-- Given request --
Arrange the lines from the one containing "author-affiliation: Université de Bordeaux, LAB-E3D" through the one containing "side-citation-line-2: ISBN 978-2-7535-9454-8", inclusive, as a numbered list, leaving out any blank lines.

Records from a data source
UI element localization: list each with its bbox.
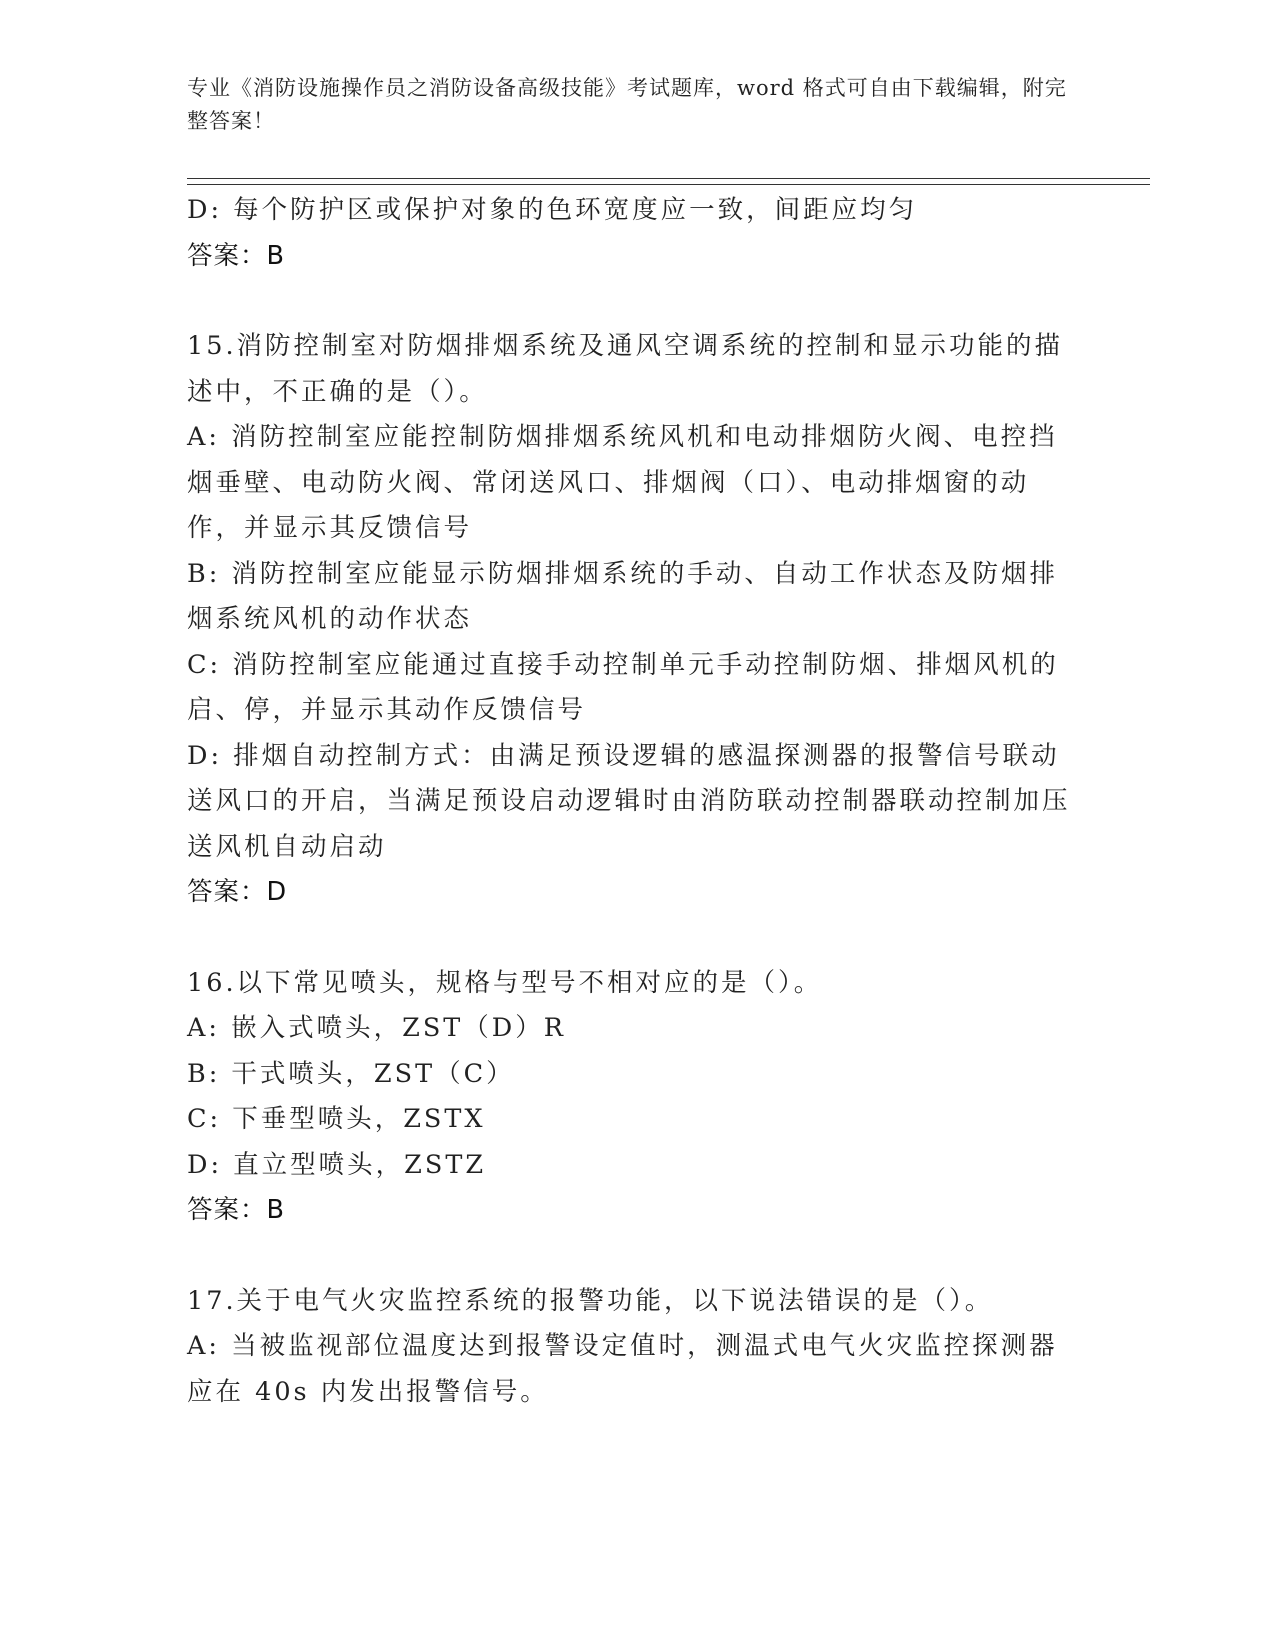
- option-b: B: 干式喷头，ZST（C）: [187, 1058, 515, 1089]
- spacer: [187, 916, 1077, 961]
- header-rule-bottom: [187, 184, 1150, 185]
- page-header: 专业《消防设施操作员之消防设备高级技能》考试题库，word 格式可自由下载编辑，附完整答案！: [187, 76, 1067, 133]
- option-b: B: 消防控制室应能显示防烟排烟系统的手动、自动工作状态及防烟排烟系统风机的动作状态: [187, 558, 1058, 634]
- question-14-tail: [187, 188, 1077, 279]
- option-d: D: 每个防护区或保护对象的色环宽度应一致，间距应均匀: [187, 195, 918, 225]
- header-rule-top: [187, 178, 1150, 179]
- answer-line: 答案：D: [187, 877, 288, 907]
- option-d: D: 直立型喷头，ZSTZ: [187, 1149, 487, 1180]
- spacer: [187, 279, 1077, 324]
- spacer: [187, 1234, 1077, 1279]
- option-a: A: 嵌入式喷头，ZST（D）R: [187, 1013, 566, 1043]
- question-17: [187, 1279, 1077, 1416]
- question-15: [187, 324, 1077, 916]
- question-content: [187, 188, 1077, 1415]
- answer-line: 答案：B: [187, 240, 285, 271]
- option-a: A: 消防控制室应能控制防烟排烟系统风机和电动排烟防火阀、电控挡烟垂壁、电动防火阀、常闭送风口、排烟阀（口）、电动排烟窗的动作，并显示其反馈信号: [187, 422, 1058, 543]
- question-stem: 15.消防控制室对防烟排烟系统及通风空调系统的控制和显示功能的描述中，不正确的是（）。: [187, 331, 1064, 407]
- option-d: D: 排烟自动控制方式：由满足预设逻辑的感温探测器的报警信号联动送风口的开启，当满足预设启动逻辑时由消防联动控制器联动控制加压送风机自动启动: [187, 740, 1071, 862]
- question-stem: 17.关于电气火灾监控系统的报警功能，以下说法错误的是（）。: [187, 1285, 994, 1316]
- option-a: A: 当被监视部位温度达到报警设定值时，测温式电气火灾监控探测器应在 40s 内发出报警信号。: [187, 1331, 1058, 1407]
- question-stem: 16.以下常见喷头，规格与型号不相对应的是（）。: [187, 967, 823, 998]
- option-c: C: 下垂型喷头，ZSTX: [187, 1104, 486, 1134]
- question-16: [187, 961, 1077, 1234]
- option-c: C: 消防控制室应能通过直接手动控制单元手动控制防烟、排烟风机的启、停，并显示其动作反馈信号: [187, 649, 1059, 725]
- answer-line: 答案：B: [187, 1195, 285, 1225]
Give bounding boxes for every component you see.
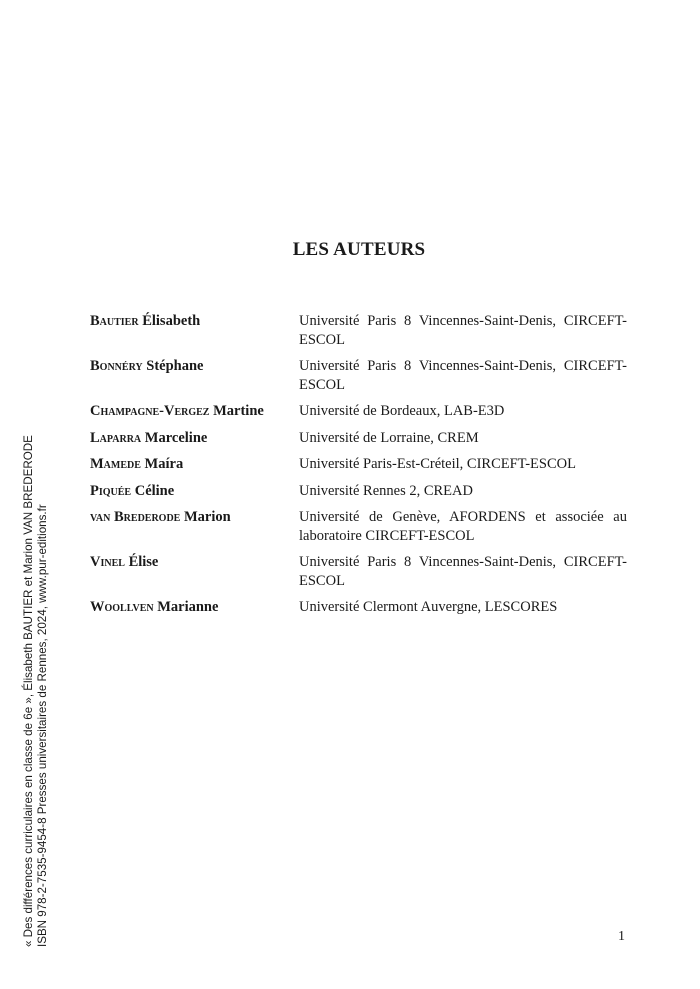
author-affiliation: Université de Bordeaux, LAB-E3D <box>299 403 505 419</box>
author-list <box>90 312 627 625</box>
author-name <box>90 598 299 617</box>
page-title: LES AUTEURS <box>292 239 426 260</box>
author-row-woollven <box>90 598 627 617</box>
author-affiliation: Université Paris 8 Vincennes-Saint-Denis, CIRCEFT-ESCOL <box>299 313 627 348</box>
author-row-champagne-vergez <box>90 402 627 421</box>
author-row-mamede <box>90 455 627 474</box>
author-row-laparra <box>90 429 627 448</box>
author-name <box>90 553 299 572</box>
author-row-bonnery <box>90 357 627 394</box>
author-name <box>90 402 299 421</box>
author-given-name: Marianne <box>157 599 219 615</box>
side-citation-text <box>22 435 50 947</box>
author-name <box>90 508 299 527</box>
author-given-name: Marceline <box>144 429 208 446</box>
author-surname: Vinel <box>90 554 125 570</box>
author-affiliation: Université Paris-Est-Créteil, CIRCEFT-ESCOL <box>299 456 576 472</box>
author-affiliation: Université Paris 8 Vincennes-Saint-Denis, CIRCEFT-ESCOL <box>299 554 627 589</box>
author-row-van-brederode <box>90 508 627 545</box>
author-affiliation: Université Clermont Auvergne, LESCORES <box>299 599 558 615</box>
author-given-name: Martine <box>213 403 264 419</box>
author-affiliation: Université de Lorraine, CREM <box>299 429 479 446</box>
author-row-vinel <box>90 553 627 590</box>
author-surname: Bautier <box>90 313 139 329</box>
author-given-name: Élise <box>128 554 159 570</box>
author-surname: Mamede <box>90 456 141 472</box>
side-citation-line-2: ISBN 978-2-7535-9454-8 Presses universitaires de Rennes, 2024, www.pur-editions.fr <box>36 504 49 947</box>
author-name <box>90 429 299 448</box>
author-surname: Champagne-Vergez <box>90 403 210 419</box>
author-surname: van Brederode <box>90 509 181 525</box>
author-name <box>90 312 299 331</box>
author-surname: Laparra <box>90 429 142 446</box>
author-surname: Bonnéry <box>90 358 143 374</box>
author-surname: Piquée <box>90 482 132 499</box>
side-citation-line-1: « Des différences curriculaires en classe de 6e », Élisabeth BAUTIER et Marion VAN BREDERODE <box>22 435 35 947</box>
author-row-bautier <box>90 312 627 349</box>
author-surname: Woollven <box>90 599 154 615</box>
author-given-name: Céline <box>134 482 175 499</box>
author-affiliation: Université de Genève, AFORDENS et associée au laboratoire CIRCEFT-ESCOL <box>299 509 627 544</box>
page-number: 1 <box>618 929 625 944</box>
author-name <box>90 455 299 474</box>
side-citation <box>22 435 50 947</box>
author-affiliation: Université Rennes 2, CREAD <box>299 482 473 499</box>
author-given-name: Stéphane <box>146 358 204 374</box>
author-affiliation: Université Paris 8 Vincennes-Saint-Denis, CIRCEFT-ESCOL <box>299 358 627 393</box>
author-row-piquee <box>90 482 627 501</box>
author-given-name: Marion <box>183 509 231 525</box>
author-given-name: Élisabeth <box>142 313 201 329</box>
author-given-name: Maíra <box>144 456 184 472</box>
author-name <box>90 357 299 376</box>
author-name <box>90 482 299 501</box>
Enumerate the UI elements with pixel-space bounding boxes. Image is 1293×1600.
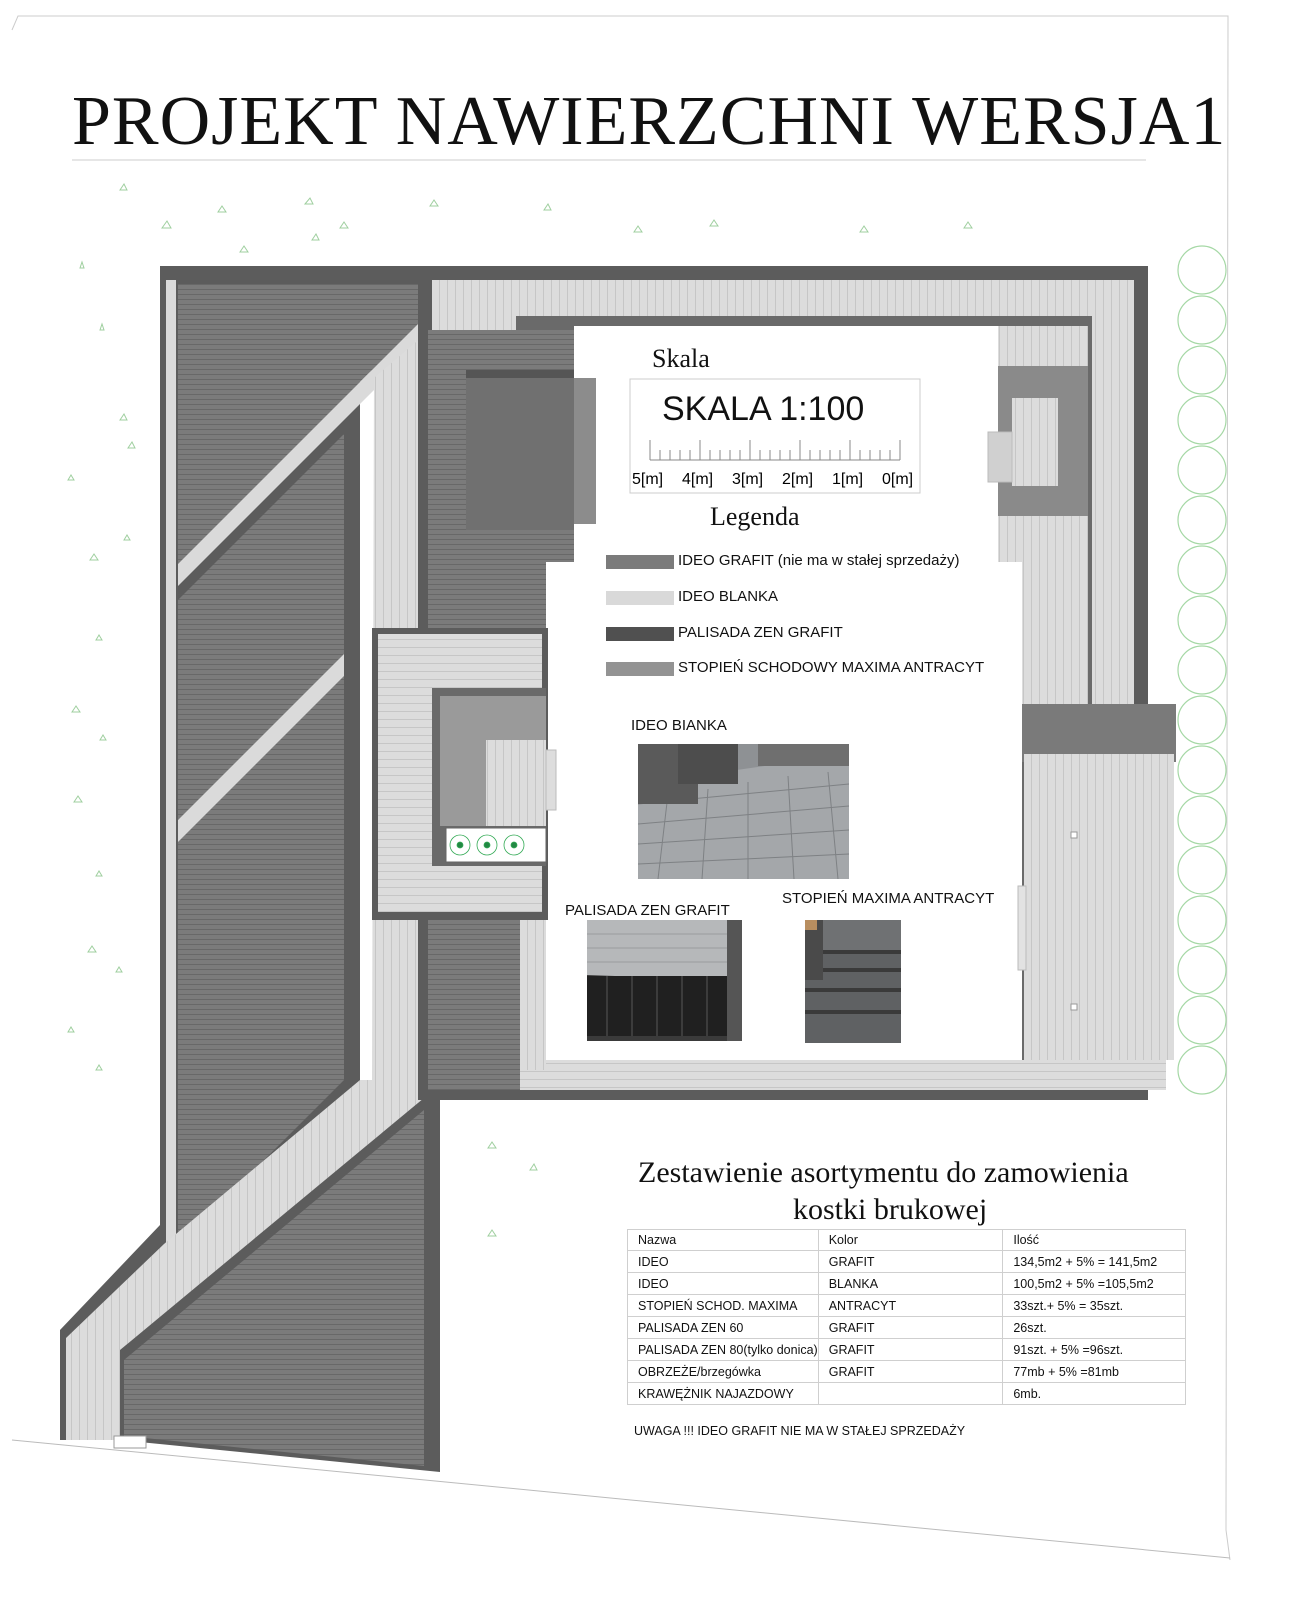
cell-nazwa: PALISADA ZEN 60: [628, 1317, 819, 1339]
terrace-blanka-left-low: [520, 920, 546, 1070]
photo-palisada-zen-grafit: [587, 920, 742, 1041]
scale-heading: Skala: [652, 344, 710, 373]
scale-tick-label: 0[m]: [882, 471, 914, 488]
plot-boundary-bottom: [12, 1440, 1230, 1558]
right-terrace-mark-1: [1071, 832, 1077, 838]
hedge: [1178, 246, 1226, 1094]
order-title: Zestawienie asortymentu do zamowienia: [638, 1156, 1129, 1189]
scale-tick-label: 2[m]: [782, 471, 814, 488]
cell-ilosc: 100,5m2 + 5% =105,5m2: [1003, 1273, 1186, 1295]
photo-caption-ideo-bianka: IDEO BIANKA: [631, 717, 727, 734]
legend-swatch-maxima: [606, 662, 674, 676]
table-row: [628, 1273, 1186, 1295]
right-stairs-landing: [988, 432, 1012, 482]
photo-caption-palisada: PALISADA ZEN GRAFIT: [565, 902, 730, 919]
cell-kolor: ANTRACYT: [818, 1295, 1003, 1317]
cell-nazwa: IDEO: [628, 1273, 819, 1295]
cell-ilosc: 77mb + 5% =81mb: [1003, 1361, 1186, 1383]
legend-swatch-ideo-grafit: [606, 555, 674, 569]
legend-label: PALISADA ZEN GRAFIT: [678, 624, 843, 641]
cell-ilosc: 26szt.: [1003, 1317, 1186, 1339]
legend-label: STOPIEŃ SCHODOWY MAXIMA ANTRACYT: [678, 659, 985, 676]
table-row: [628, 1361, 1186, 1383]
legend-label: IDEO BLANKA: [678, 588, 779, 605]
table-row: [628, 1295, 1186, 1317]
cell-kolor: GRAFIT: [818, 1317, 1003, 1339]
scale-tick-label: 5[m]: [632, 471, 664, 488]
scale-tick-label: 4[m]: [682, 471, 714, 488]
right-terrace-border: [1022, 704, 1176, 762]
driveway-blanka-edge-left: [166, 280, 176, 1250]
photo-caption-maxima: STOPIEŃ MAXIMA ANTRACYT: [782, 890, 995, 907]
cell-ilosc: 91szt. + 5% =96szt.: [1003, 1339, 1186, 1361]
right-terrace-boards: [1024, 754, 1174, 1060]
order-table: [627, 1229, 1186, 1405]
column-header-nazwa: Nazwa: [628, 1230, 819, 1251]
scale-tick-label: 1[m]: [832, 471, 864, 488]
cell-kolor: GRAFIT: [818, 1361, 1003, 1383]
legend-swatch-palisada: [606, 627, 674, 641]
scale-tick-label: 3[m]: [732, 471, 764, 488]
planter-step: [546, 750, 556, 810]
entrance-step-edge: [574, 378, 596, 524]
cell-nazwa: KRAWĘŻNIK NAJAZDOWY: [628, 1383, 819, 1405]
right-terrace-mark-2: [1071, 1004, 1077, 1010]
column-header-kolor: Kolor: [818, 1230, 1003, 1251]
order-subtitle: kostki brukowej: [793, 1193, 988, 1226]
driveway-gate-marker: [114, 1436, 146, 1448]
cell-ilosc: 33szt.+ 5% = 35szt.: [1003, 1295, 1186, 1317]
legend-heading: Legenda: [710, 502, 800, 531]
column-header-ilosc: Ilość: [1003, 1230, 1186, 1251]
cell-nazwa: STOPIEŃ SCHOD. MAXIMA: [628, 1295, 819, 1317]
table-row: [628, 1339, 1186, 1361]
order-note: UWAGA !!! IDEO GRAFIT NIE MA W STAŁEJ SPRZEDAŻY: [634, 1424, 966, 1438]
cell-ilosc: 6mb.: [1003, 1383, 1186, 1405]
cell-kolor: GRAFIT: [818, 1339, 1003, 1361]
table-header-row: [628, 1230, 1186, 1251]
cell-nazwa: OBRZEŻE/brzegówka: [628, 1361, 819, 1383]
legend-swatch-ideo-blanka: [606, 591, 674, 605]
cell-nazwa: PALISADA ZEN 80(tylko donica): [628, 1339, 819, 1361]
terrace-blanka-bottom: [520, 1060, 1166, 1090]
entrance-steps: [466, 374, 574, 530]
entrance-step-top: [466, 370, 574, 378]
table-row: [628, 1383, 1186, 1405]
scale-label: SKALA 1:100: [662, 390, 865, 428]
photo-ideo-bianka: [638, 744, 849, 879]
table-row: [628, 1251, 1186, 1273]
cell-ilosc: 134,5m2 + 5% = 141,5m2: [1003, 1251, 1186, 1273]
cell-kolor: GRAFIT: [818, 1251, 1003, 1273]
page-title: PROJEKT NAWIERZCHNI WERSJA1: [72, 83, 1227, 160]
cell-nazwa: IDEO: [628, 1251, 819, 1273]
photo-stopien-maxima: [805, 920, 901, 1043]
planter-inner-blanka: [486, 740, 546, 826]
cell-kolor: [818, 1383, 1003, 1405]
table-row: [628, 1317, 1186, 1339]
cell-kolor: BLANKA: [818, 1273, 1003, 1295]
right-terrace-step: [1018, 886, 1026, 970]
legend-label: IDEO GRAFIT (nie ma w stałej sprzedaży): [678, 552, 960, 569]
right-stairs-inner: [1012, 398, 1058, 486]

-- Solution for this task --
1. author-affiliation: Université de Bordeaux, LAB-E3D <box>299 403 505 419</box>
2. author-list <box>90 312 627 625</box>
3. author-name <box>90 598 299 617</box>
4. page-title: LES AUTEURS <box>292 239 426 260</box>
5. author-row-woollven <box>90 598 627 617</box>
6. author-affiliation: Université Paris 8 Vincennes-Saint-Denis, CIRCEFT-ESCOL <box>299 313 627 348</box>
7. author-row-champagne-vergez <box>90 402 627 421</box>
8. author-row-mamede <box>90 455 627 474</box>
9. author-row-laparra <box>90 429 627 448</box>
10. author-name <box>90 553 299 572</box>
11. author-row-bonnery <box>90 357 627 394</box>
12. author-name <box>90 402 299 421</box>
13. author-given-name: Marianne <box>157 599 219 615</box>
14. side-citation-text <box>22 435 50 947</box>
15. author-name <box>90 508 299 527</box>
16. author-given-name: Marceline <box>144 429 208 446</box>
17. author-surname: Vinel <box>90 554 125 570</box>
18. author-affiliation: Université Paris-Est-Créteil, CIRCEFT-ESCOL <box>299 456 576 472</box>
19. author-affiliation: Université Paris 8 Vincennes-Saint-Denis, CIRCEFT-ESCOL <box>299 554 627 589</box>
20. author-row-van-brederode <box>90 508 627 545</box>
21. author-affiliation: Université Clermont Auvergne, LESCORES <box>299 599 558 615</box>
22. author-given-name: Martine <box>213 403 264 419</box>
23. author-affiliation: Université de Lorraine, CREM <box>299 429 479 446</box>
24. author-row-vinel <box>90 553 627 590</box>
25. author-surname: Bautier <box>90 313 139 329</box>
26. author-given-name: Élise <box>128 554 159 570</box>
27. author-surname: Mamede <box>90 456 141 472</box>
28. side-citation-line-2: ISBN 978-2-7535-9454-8 Presses universitaires de Rennes, 2024, www.pur-editions.fr <box>36 504 49 947</box>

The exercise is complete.